_WHAT IS REQUIRED_
Each record below is to be reproduced without any change.

(Items listed in a dataset)
>>>>
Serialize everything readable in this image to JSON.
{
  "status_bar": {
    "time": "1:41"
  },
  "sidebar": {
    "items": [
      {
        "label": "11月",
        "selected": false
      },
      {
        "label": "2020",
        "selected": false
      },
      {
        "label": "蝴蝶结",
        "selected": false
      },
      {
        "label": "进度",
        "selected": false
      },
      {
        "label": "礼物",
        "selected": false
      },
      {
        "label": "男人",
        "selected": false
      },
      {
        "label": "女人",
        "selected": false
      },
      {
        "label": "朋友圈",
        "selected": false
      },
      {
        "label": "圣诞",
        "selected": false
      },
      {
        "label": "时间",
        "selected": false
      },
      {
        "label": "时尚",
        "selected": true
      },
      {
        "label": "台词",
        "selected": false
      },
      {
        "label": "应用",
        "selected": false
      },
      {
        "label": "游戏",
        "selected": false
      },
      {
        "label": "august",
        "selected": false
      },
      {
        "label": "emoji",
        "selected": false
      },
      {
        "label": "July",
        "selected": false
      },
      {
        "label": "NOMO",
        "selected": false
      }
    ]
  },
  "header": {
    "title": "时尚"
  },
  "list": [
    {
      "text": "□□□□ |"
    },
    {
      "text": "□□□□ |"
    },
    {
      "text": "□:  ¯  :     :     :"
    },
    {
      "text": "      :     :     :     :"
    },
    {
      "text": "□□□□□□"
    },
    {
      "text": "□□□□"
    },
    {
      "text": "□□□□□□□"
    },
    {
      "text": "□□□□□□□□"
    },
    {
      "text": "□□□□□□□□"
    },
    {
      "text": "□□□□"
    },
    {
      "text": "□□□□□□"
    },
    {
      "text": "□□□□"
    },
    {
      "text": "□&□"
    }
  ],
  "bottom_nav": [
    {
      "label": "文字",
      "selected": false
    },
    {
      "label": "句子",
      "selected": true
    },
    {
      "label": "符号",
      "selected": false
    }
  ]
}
<<<<
_RESPONSE TO THIS EXERCISE_
Serialize everything readable in this image to JSON.
{
  "status_bar": {
    "time": "1:41"
  },
  "sidebar": {
    "items": [
      {
        "label": "11月",
        "selected": false
      },
      {
        "label": "2020",
        "selected": false
      },
      {
        "label": "蝴蝶结",
        "selected": false
      },
      {
        "label": "进度",
        "selected": false
      },
      {
        "label": "礼物",
        "selected": false
      },
      {
        "label": "男人",
        "selected": false
      },
      {
        "label": "女人",
        "selected": false
      },
      {
        "label": "朋友圈",
        "selected": false
      },
      {
        "label": "圣诞",
        "selected": false
      },
      {
        "label": "时间",
        "selected": false
      },
      {
        "label": "时尚",
        "selected": true
      },
      {
        "label": "台词",
        "selected": false
      },
      {
        "label": "应用",
        "selected": false
      },
      {
        "label": "游戏",
        "selected": false
      },
      {
        "label": "august",
        "selected": false
      },
      {
        "label": "emoji",
        "selected": false
      },
      {
        "label": "July",
        "selected": false
      },
      {
        "label": "NOMO",
        "selected": false
      }
    ]
  },
  "header": {
    "title": "时尚"
  },
  "list": [
    {
      "text": "□□□□ |"
    },
    {
      "text": "□□□□ |"
    },
    {
      "text": "□:  ¯  :     :     :"
    },
    {
      "text": "      :     :     :     :"
    },
    {
      "text": "□□□□□□"
    },
    {
      "text": "□□□□"
    },
    {
      "text": "□□□□□□□"
    },
    {
      "text": "□□□□□□□□"
    },
    {
      "text": "□□□□□□□□"
    },
    {
      "text": "□□□□"
    },
    {
      "text": "□□□□□□"
    },
    {
      "text": "□□□□"
    },
    {
      "text": "□&□"
    }
  ],
  "bottom_nav": [
    {
      "label": "文字",
      "selected": false
    },
    {
      "label": "句子",
      "selected": true
    },
    {
      "label": "符号",
      "selected": false
    }
  ]
}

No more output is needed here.